■ EXERCISE: Within the listing below, locate all lines containing the word "workspace". Copy each one.

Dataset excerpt
■ ■ ■ ■ ■ ■ ■

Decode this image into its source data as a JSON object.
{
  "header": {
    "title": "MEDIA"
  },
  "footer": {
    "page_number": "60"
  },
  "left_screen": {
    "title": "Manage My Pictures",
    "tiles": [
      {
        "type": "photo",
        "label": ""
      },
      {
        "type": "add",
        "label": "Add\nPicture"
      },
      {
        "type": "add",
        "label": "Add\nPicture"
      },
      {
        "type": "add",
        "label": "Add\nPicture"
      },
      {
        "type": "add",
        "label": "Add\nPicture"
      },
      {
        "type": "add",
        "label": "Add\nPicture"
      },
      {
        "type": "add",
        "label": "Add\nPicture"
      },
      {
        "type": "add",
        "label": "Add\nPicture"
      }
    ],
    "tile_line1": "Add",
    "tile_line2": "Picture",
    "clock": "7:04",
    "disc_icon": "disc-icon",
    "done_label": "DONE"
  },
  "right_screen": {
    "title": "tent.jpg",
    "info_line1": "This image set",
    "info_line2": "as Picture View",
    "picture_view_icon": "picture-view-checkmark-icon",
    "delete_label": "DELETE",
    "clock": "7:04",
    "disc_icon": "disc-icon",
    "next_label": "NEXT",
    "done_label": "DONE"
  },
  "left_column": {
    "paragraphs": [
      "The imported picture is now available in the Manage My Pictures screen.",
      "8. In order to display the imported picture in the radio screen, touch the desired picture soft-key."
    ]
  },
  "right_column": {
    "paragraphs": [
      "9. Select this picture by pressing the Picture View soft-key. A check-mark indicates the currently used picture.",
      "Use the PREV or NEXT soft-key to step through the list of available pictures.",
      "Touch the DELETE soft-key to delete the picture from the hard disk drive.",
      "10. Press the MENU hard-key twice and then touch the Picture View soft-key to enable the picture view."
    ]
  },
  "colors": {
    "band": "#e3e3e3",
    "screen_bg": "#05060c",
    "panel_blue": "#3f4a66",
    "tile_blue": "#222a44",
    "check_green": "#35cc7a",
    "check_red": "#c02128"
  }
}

■ ■ ■ ■ ■ ■ ■

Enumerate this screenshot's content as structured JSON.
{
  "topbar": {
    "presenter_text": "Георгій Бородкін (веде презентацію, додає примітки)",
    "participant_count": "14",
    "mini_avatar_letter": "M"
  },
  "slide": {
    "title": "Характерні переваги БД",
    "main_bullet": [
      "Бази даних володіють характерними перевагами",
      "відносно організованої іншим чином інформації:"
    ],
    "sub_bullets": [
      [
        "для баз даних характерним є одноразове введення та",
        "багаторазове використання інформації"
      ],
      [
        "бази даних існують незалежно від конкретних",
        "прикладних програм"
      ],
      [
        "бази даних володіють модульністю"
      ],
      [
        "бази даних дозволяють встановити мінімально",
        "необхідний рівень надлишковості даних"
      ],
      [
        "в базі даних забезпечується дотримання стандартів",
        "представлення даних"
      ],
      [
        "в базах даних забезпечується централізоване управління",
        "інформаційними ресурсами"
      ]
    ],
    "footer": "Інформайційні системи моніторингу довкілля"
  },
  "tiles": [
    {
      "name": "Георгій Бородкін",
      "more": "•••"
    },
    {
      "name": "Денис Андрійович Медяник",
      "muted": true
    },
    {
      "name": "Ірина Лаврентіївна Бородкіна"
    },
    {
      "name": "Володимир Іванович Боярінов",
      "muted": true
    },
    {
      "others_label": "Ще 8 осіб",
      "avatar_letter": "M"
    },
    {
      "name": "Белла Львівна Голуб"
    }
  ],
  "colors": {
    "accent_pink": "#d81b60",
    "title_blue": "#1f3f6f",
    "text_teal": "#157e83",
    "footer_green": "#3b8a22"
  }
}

■ ■ ■ ■ ■ ■ ■

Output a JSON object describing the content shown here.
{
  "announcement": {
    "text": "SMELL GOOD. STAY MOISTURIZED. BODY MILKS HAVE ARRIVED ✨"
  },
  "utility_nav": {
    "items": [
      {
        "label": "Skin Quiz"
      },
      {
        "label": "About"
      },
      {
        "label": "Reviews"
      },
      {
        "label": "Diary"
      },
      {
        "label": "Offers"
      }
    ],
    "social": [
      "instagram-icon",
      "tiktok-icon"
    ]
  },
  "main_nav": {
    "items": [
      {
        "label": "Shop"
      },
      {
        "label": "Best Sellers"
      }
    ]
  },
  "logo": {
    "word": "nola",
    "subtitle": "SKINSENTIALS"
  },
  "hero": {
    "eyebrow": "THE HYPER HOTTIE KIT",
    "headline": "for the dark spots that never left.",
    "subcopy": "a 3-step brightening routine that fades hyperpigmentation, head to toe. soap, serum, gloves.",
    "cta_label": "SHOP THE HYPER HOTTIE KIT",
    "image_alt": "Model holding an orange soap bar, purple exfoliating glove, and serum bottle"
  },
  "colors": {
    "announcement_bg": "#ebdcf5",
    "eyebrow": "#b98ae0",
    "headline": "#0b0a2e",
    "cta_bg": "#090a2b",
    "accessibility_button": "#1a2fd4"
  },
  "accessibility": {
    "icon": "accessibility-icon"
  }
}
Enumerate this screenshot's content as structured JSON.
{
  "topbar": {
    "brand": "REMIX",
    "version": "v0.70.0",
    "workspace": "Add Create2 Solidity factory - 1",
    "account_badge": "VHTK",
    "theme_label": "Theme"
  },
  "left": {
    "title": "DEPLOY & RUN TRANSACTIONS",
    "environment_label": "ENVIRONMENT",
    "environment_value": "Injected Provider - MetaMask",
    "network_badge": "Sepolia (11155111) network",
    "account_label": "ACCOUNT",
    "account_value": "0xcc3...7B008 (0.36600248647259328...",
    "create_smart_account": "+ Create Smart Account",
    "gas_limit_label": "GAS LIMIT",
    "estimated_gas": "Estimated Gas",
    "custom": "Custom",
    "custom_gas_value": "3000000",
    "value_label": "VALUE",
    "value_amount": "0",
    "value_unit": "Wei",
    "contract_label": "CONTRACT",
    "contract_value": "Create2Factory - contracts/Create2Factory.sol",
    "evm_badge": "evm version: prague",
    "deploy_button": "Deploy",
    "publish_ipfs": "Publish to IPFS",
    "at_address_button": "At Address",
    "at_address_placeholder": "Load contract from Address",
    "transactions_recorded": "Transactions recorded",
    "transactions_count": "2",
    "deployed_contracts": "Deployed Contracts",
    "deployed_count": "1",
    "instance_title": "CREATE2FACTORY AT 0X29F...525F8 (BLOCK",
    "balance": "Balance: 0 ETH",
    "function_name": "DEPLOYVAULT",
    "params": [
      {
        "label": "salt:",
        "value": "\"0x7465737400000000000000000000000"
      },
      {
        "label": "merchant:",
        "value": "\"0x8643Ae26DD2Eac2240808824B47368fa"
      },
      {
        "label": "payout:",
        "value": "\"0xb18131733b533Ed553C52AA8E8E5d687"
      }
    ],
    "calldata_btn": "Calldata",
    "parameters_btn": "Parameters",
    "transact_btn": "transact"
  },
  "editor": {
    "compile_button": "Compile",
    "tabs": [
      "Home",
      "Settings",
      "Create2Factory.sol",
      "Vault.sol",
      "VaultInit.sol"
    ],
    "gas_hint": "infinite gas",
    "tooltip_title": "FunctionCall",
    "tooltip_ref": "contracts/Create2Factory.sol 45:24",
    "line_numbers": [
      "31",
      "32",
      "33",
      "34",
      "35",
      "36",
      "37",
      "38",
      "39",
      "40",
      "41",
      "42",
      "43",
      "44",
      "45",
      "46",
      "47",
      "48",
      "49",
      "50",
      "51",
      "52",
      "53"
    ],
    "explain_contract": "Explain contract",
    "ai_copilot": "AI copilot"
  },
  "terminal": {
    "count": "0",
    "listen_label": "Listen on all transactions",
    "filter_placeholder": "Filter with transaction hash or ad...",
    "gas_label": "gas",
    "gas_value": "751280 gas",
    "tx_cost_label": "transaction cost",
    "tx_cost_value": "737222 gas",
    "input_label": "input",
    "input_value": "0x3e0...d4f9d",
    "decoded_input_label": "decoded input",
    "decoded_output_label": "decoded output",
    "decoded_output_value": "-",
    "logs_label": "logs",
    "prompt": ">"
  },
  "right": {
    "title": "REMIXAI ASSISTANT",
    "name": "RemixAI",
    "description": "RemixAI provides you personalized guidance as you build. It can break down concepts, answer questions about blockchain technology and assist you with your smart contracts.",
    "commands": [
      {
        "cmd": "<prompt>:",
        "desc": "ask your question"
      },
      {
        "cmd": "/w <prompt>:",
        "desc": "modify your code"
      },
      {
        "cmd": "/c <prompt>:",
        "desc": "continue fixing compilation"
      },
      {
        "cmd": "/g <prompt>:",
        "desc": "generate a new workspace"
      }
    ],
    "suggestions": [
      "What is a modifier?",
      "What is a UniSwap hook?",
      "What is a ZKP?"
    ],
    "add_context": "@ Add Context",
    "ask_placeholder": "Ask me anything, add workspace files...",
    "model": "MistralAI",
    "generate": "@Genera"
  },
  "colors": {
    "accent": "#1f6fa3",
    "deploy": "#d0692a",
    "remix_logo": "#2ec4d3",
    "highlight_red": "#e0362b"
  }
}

■ ■ ■ ■ ■ ■ ■

■ WRITTEN RESPONSE:
    "workspace": "Add Create2 Solidity factory - 1",
        "desc": "generate a new workspace"
    "ask_placeholder": "Ask me anything, add workspace files...",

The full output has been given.